_Data lines:_

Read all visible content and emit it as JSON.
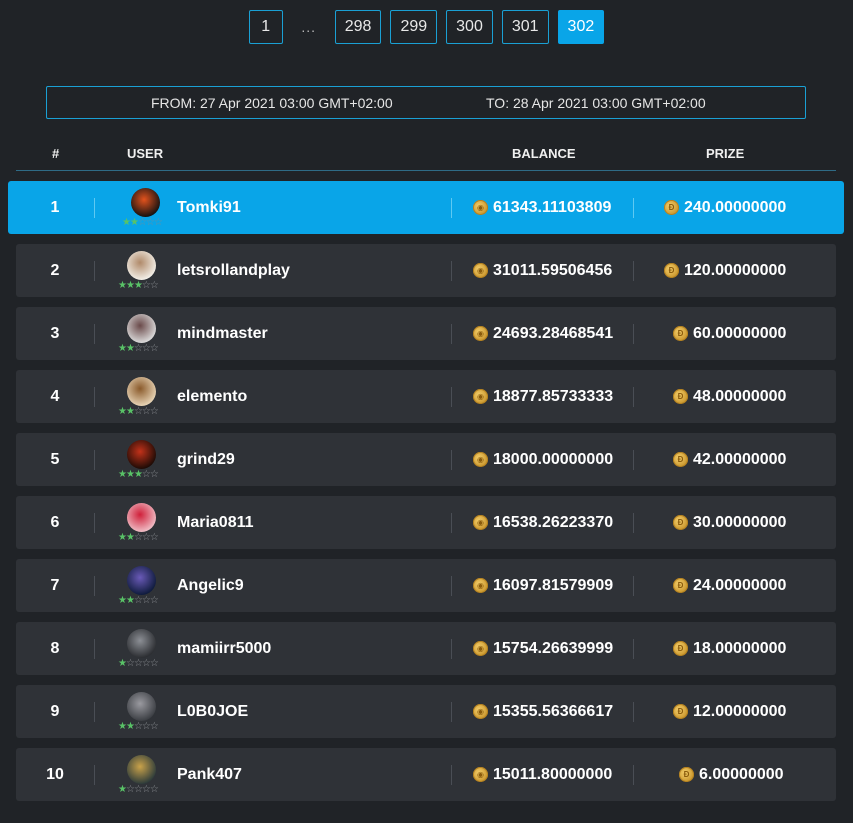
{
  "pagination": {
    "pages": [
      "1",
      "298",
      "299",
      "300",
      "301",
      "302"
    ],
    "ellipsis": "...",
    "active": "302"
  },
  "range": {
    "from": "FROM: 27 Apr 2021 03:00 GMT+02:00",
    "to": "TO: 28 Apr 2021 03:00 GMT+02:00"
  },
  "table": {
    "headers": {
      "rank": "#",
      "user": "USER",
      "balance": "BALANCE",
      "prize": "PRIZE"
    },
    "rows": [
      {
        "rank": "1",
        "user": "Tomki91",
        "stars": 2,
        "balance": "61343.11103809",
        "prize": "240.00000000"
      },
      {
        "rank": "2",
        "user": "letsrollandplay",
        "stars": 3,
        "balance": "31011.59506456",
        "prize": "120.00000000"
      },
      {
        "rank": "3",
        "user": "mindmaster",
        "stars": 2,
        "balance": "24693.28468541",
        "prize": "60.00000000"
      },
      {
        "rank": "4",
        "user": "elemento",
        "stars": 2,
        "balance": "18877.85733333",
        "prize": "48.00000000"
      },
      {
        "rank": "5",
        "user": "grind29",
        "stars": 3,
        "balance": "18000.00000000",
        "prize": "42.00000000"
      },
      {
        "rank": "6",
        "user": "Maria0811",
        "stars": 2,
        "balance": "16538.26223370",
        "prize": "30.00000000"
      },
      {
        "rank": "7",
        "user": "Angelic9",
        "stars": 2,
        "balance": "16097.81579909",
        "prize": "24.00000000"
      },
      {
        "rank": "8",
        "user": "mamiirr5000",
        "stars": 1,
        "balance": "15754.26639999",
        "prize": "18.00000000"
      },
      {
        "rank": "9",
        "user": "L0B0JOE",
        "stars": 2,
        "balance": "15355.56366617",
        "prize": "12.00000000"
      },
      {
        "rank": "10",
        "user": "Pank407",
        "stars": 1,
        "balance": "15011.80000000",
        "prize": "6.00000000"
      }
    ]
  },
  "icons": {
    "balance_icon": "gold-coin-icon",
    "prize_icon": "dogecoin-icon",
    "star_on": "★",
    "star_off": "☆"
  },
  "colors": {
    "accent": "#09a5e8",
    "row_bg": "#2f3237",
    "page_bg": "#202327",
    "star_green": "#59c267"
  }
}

_Problem statement:_ Write out every record above exactly as it stands, but leave out the pictures.

_Solution:_
Read all visible content and emit it as JSON.
{
  "pagination": {
    "pages": [
      "1",
      "298",
      "299",
      "300",
      "301",
      "302"
    ],
    "ellipsis": "...",
    "active": "302"
  },
  "range": {
    "from": "FROM: 27 Apr 2021 03:00 GMT+02:00",
    "to": "TO: 28 Apr 2021 03:00 GMT+02:00"
  },
  "table": {
    "headers": {
      "rank": "#",
      "user": "USER",
      "balance": "BALANCE",
      "prize": "PRIZE"
    },
    "rows": [
      {
        "rank": "1",
        "user": "Tomki91",
        "stars": 2,
        "balance": "61343.11103809",
        "prize": "240.00000000"
      },
      {
        "rank": "2",
        "user": "letsrollandplay",
        "stars": 3,
        "balance": "31011.59506456",
        "prize": "120.00000000"
      },
      {
        "rank": "3",
        "user": "mindmaster",
        "stars": 2,
        "balance": "24693.28468541",
        "prize": "60.00000000"
      },
      {
        "rank": "4",
        "user": "elemento",
        "stars": 2,
        "balance": "18877.85733333",
        "prize": "48.00000000"
      },
      {
        "rank": "5",
        "user": "grind29",
        "stars": 3,
        "balance": "18000.00000000",
        "prize": "42.00000000"
      },
      {
        "rank": "6",
        "user": "Maria0811",
        "stars": 2,
        "balance": "16538.26223370",
        "prize": "30.00000000"
      },
      {
        "rank": "7",
        "user": "Angelic9",
        "stars": 2,
        "balance": "16097.81579909",
        "prize": "24.00000000"
      },
      {
        "rank": "8",
        "user": "mamiirr5000",
        "stars": 1,
        "balance": "15754.26639999",
        "prize": "18.00000000"
      },
      {
        "rank": "9",
        "user": "L0B0JOE",
        "stars": 2,
        "balance": "15355.56366617",
        "prize": "12.00000000"
      },
      {
        "rank": "10",
        "user": "Pank407",
        "stars": 1,
        "balance": "15011.80000000",
        "prize": "6.00000000"
      }
    ]
  },
  "icons": {
    "balance_icon": "gold-coin-icon",
    "prize_icon": "dogecoin-icon",
    "star_on": "★",
    "star_off": "☆"
  },
  "colors": {
    "accent": "#09a5e8",
    "row_bg": "#2f3237",
    "page_bg": "#202327",
    "star_green": "#59c267"
  }
}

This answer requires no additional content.